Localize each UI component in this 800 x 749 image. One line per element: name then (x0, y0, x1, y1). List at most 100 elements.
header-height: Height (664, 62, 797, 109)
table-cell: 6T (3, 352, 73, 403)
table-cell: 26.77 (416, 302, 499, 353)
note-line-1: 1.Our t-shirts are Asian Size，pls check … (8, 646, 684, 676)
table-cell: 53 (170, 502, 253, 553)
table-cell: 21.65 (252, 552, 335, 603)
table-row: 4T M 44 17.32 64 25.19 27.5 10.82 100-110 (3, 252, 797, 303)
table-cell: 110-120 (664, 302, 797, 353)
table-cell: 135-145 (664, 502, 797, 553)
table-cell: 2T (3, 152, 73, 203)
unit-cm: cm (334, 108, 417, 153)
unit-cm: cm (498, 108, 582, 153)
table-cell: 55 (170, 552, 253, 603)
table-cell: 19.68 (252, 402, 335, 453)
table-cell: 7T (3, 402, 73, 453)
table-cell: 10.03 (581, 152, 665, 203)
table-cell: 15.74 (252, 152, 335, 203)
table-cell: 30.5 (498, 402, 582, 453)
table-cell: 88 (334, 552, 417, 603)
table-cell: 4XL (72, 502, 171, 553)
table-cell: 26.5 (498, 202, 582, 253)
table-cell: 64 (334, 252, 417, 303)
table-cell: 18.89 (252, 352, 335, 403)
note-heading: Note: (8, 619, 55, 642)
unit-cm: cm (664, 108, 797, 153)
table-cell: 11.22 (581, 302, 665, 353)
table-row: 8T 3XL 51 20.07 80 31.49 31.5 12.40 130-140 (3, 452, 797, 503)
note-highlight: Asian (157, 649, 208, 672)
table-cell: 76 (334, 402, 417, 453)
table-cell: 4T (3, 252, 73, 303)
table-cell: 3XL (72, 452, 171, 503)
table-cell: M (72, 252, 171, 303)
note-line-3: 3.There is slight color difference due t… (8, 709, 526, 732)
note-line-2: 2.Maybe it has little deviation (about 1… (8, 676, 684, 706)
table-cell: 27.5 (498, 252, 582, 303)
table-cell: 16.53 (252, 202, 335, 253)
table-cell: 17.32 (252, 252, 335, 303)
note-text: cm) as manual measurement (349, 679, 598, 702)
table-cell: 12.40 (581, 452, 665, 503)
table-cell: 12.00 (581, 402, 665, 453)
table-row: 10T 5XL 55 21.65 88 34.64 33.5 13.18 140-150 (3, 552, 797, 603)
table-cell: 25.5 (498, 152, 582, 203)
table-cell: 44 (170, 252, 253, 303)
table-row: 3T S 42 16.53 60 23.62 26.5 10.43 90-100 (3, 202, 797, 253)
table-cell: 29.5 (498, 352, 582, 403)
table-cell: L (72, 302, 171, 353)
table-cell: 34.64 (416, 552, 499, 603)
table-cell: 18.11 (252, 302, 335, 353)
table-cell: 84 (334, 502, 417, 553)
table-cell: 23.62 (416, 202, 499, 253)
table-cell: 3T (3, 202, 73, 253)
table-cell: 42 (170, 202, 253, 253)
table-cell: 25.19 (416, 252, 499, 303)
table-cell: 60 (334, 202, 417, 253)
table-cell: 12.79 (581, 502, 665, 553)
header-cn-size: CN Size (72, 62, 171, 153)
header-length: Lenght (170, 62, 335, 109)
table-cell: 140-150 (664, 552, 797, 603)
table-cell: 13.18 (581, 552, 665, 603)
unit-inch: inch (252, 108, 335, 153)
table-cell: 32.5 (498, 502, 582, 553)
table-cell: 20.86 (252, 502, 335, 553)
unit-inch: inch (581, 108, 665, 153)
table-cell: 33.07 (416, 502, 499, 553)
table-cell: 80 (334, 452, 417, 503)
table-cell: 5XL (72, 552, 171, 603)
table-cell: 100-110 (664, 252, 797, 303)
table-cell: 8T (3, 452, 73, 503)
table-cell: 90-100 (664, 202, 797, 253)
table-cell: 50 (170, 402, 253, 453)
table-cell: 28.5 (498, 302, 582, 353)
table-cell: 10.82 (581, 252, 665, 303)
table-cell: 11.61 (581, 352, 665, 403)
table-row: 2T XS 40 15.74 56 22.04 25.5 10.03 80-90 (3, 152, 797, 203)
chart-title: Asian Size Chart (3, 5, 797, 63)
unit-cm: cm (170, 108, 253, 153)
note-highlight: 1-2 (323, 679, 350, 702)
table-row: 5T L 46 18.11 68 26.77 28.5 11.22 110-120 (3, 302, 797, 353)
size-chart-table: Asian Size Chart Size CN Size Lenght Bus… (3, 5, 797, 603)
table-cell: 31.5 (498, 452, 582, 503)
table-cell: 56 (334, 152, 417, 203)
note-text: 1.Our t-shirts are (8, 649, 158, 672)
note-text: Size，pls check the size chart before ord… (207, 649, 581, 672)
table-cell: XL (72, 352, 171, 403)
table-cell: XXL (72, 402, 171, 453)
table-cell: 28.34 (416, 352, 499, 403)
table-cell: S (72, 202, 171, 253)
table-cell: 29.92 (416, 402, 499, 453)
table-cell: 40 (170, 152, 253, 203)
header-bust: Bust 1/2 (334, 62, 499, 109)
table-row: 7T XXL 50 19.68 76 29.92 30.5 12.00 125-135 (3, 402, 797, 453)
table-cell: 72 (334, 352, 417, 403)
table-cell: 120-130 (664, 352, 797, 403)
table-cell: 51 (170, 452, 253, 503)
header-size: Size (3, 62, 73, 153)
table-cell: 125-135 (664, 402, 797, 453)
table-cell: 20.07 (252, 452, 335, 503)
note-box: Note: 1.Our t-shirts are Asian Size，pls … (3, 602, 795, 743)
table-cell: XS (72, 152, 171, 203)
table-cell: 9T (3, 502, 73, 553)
***
Reproduce every line above verbatim, in the same order, with no changes to wording, punctuation, or coordinates.

Localize each UI component in this 800 x 749 image. One line per element: name then (x0, y0, x1, y1). List at most 100 elements.
header-height: Height (664, 62, 797, 109)
table-cell: 6T (3, 352, 73, 403)
table-cell: 26.77 (416, 302, 499, 353)
note-line-1: 1.Our t-shirts are Asian Size，pls check … (8, 646, 684, 676)
table-cell: 53 (170, 502, 253, 553)
table-cell: 21.65 (252, 552, 335, 603)
table-row: 4T M 44 17.32 64 25.19 27.5 10.82 100-110 (3, 252, 797, 303)
table-cell: 110-120 (664, 302, 797, 353)
table-cell: 135-145 (664, 502, 797, 553)
table-cell: 2T (3, 152, 73, 203)
unit-cm: cm (334, 108, 417, 153)
unit-cm: cm (498, 108, 582, 153)
table-cell: 55 (170, 552, 253, 603)
table-cell: 19.68 (252, 402, 335, 453)
table-cell: 7T (3, 402, 73, 453)
table-cell: 10.03 (581, 152, 665, 203)
table-cell: 15.74 (252, 152, 335, 203)
table-cell: 30.5 (498, 402, 582, 453)
table-cell: 88 (334, 552, 417, 603)
table-cell: 4XL (72, 502, 171, 553)
table-cell: 26.5 (498, 202, 582, 253)
table-cell: 64 (334, 252, 417, 303)
table-cell: 18.89 (252, 352, 335, 403)
note-heading: Note: (8, 619, 55, 642)
unit-cm: cm (664, 108, 797, 153)
table-cell: 11.22 (581, 302, 665, 353)
table-row: 8T 3XL 51 20.07 80 31.49 31.5 12.40 130-140 (3, 452, 797, 503)
note-highlight: Asian (157, 649, 208, 672)
table-cell: 76 (334, 402, 417, 453)
table-cell: 4T (3, 252, 73, 303)
table-cell: 3XL (72, 452, 171, 503)
table-cell: M (72, 252, 171, 303)
note-line-3: 3.There is slight color difference due t… (8, 709, 526, 732)
note-line-2: 2.Maybe it has little deviation (about 1… (8, 676, 684, 706)
table-cell: 27.5 (498, 252, 582, 303)
table-cell: 16.53 (252, 202, 335, 253)
table-cell: 17.32 (252, 252, 335, 303)
note-text: cm) as manual measurement (349, 679, 598, 702)
table-cell: 12.40 (581, 452, 665, 503)
table-cell: 12.00 (581, 402, 665, 453)
table-row: 10T 5XL 55 21.65 88 34.64 33.5 13.18 140-150 (3, 552, 797, 603)
table-cell: 25.5 (498, 152, 582, 203)
table-cell: 44 (170, 252, 253, 303)
table-row: 3T S 42 16.53 60 23.62 26.5 10.43 90-100 (3, 202, 797, 253)
table-cell: 29.5 (498, 352, 582, 403)
table-cell: L (72, 302, 171, 353)
table-cell: 34.64 (416, 552, 499, 603)
table-cell: 18.11 (252, 302, 335, 353)
table-cell: 84 (334, 502, 417, 553)
table-cell: 23.62 (416, 202, 499, 253)
table-cell: 3T (3, 202, 73, 253)
table-cell: 42 (170, 202, 253, 253)
table-cell: 25.19 (416, 252, 499, 303)
table-cell: 60 (334, 202, 417, 253)
table-cell: 12.79 (581, 502, 665, 553)
header-cn-size: CN Size (72, 62, 171, 153)
header-length: Lenght (170, 62, 335, 109)
table-cell: 140-150 (664, 552, 797, 603)
table-cell: 13.18 (581, 552, 665, 603)
unit-inch: inch (252, 108, 335, 153)
table-cell: 32.5 (498, 502, 582, 553)
table-cell: 20.86 (252, 502, 335, 553)
unit-inch: inch (581, 108, 665, 153)
table-cell: 33.07 (416, 502, 499, 553)
table-cell: 80 (334, 452, 417, 503)
table-cell: 5XL (72, 552, 171, 603)
table-cell: 100-110 (664, 252, 797, 303)
table-cell: 8T (3, 452, 73, 503)
table-cell: 90-100 (664, 202, 797, 253)
table-cell: 50 (170, 402, 253, 453)
table-cell: 28.5 (498, 302, 582, 353)
table-cell: 10.82 (581, 252, 665, 303)
table-cell: 11.61 (581, 352, 665, 403)
table-row: 2T XS 40 15.74 56 22.04 25.5 10.03 80-90 (3, 152, 797, 203)
chart-title: Asian Size Chart (3, 5, 797, 63)
unit-cm: cm (170, 108, 253, 153)
note-highlight: 1-2 (323, 679, 350, 702)
table-row: 5T L 46 18.11 68 26.77 28.5 11.22 110-120 (3, 302, 797, 353)
size-chart-table: Asian Size Chart Size CN Size Lenght Bus… (3, 5, 797, 603)
table-cell: 31.5 (498, 452, 582, 503)
table-cell: 56 (334, 152, 417, 203)
note-text: 1.Our t-shirts are (8, 649, 158, 672)
note-text: Size，pls check the size chart before ord… (207, 649, 581, 672)
table-cell: XL (72, 352, 171, 403)
table-cell: XXL (72, 402, 171, 453)
table-cell: 28.34 (416, 352, 499, 403)
table-cell: S (72, 202, 171, 253)
table-cell: 29.92 (416, 402, 499, 453)
table-cell: 40 (170, 152, 253, 203)
header-bust: Bust 1/2 (334, 62, 499, 109)
table-row: 7T XXL 50 19.68 76 29.92 30.5 12.00 125-135 (3, 402, 797, 453)
table-cell: 72 (334, 352, 417, 403)
table-cell: 120-130 (664, 352, 797, 403)
table-cell: 51 (170, 452, 253, 503)
header-size: Size (3, 62, 73, 153)
table-cell: 125-135 (664, 402, 797, 453)
table-cell: 20.07 (252, 452, 335, 503)
note-box: Note: 1.Our t-shirts are Asian Size，pls … (3, 602, 795, 743)
table-cell: XS (72, 152, 171, 203)
table-cell: 9T (3, 502, 73, 553)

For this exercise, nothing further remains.